> _TO DO_: Transcribe the records in full, keeping every character as it is.

+===+

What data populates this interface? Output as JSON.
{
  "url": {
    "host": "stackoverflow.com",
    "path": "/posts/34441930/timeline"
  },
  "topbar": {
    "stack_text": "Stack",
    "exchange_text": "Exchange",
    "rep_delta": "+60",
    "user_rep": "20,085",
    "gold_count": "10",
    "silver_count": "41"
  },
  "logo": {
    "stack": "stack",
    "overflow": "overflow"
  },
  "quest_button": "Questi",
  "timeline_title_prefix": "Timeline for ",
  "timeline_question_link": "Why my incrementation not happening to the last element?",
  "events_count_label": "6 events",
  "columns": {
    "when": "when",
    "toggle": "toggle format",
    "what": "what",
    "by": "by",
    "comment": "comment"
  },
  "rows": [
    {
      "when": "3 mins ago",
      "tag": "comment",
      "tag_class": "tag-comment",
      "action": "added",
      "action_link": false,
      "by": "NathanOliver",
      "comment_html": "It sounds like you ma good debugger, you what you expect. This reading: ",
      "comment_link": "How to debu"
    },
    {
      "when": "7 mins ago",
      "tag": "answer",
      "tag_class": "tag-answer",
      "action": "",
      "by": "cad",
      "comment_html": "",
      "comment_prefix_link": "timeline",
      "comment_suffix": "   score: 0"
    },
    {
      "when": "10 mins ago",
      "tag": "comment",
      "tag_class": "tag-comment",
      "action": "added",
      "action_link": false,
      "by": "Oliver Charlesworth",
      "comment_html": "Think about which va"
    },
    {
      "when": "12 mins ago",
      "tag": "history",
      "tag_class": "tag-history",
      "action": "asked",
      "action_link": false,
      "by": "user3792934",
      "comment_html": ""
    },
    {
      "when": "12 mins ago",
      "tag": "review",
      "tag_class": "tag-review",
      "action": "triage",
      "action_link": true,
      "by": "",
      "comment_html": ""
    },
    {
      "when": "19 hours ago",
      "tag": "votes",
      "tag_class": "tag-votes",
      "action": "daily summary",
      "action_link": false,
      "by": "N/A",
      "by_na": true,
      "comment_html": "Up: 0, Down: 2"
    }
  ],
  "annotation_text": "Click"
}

+===+

> _CORRECT OUTPUT_:
What data populates this interface? Output as JSON.
{
  "url": {
    "host": "stackoverflow.com",
    "path": "/posts/34441930/timeline"
  },
  "topbar": {
    "stack_text": "Stack",
    "exchange_text": "Exchange",
    "rep_delta": "+60",
    "user_rep": "20,085",
    "gold_count": "10",
    "silver_count": "41"
  },
  "logo": {
    "stack": "stack",
    "overflow": "overflow"
  },
  "quest_button": "Questi",
  "timeline_title_prefix": "Timeline for ",
  "timeline_question_link": "Why my incrementation not happening to the last element?",
  "events_count_label": "6 events",
  "columns": {
    "when": "when",
    "toggle": "toggle format",
    "what": "what",
    "by": "by",
    "comment": "comment"
  },
  "rows": [
    {
      "when": "3 mins ago",
      "tag": "comment",
      "tag_class": "tag-comment",
      "action": "added",
      "action_link": false,
      "by": "NathanOliver",
      "comment_html": "It sounds like you ma good debugger, you what you expect. This reading: ",
      "comment_link": "How to debu"
    },
    {
      "when": "7 mins ago",
      "tag": "answer",
      "tag_class": "tag-answer",
      "action": "",
      "by": "cad",
      "comment_html": "",
      "comment_prefix_link": "timeline",
      "comment_suffix": "   score: 0"
    },
    {
      "when": "10 mins ago",
      "tag": "comment",
      "tag_class": "tag-comment",
      "action": "added",
      "action_link": false,
      "by": "Oliver Charlesworth",
      "comment_html": "Think about which va"
    },
    {
      "when": "12 mins ago",
      "tag": "history",
      "tag_class": "tag-history",
      "action": "asked",
      "action_link": false,
      "by": "user3792934",
      "comment_html": ""
    },
    {
      "when": "12 mins ago",
      "tag": "review",
      "tag_class": "tag-review",
      "action": "triage",
      "action_link": true,
      "by": "",
      "comment_html": ""
    },
    {
      "when": "19 hours ago",
      "tag": "votes",
      "tag_class": "tag-votes",
      "action": "daily summary",
      "action_link": false,
      "by": "N/A",
      "by_na": true,
      "comment_html": "Up: 0, Down: 2"
    }
  ],
  "annotation_text": "Click"
}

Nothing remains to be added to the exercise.